§ REQUEST
Copy out, from the entries below, each line holding the string "Hispanic".

§ MATERIAL FOR THE TASK
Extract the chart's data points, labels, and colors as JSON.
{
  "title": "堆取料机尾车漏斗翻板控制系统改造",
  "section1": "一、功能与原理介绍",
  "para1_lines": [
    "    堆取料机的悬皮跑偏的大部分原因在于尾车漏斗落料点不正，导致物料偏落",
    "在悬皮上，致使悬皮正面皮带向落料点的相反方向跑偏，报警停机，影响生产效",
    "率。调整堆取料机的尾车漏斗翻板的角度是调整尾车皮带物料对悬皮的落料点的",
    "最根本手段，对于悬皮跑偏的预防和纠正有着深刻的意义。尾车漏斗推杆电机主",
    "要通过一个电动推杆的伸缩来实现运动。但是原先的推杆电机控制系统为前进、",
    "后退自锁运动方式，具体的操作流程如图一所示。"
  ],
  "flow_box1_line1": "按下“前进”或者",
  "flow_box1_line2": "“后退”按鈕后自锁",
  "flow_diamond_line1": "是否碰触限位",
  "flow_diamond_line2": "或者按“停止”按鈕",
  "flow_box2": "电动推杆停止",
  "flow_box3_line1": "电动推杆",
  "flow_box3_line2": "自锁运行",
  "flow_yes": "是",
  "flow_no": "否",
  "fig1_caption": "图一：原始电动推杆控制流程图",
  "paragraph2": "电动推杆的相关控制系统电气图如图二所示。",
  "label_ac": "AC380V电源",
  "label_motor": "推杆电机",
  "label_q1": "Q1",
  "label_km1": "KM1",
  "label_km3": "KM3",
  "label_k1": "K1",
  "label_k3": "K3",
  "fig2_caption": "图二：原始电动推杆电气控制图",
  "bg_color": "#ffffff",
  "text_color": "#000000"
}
--
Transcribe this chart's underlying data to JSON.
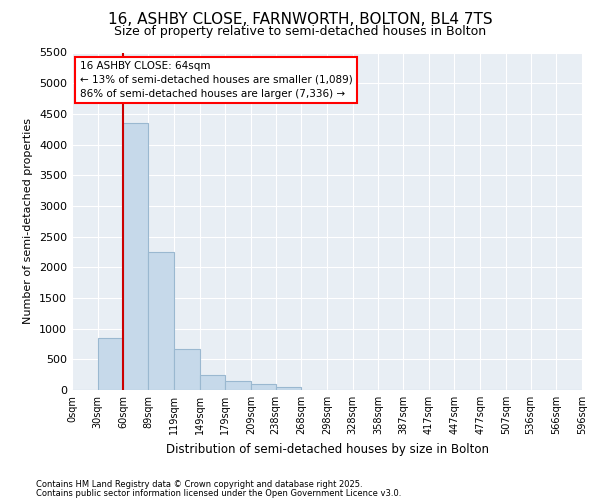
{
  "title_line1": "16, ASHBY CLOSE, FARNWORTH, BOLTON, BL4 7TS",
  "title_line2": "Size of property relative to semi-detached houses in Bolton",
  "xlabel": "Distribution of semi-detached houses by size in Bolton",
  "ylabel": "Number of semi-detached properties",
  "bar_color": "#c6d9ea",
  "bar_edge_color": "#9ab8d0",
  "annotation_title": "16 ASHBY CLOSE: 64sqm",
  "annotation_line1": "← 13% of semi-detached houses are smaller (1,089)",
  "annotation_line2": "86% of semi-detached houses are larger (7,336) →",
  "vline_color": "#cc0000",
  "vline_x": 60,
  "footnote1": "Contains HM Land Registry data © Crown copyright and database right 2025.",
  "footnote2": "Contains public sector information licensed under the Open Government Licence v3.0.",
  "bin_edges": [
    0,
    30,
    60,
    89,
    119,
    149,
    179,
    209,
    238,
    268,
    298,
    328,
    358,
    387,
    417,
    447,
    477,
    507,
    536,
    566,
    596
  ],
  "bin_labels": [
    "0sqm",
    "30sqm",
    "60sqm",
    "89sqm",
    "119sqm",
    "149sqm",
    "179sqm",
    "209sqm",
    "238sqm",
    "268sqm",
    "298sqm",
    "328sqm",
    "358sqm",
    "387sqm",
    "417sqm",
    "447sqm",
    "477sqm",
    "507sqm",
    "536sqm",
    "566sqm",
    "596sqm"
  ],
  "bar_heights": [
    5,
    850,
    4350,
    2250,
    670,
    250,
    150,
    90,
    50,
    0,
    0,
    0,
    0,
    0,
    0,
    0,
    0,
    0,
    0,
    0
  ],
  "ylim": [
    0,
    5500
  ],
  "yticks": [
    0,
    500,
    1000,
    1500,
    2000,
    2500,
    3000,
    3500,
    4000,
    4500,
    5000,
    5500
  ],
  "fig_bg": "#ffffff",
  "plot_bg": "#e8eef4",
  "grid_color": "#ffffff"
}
---
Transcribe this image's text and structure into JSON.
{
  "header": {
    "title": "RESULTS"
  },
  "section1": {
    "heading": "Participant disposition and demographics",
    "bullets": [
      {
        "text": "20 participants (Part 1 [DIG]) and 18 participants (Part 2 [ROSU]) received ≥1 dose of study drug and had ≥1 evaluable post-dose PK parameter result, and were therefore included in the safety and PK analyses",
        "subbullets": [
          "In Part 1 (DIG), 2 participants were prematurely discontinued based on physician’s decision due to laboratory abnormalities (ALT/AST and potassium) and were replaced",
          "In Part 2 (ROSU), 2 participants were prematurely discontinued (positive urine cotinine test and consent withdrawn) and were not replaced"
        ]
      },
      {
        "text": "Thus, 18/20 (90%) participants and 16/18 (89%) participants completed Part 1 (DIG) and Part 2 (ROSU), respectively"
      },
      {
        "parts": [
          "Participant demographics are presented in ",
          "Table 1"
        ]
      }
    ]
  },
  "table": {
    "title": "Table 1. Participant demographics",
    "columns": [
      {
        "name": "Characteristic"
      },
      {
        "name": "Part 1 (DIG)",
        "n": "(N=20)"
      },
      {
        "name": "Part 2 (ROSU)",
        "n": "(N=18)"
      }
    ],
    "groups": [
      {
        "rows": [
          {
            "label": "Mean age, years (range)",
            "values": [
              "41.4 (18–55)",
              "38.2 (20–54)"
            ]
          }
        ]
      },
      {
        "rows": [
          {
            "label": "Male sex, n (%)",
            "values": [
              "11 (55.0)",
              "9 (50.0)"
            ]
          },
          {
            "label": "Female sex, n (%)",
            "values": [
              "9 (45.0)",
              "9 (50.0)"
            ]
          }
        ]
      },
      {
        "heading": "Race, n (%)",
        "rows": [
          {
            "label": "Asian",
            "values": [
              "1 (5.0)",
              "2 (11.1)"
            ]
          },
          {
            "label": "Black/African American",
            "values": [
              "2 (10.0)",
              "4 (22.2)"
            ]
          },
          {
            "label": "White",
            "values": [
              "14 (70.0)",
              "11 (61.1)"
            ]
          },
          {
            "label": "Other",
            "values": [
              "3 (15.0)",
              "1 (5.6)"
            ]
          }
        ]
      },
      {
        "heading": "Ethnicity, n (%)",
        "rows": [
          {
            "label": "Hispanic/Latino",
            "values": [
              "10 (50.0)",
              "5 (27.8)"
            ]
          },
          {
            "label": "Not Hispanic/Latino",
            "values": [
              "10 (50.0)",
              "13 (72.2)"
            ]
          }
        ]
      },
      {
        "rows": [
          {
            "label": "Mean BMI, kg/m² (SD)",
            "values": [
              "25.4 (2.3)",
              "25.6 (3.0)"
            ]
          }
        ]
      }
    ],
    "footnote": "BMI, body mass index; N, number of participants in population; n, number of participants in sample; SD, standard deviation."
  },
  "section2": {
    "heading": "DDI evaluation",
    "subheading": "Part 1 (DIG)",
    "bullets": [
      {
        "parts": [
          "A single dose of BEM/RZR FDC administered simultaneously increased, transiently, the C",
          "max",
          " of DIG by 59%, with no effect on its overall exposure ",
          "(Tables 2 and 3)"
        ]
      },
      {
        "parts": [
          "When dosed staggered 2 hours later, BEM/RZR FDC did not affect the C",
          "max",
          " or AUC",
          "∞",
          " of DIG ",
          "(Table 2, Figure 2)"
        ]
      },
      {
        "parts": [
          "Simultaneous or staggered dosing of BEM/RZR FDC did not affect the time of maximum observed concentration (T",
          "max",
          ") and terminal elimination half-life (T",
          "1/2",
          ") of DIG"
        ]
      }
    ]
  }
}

§ PROBLEM SOLUTION
            "label": "Hispanic/Latino",
            "label": "Not Hispanic/Latino",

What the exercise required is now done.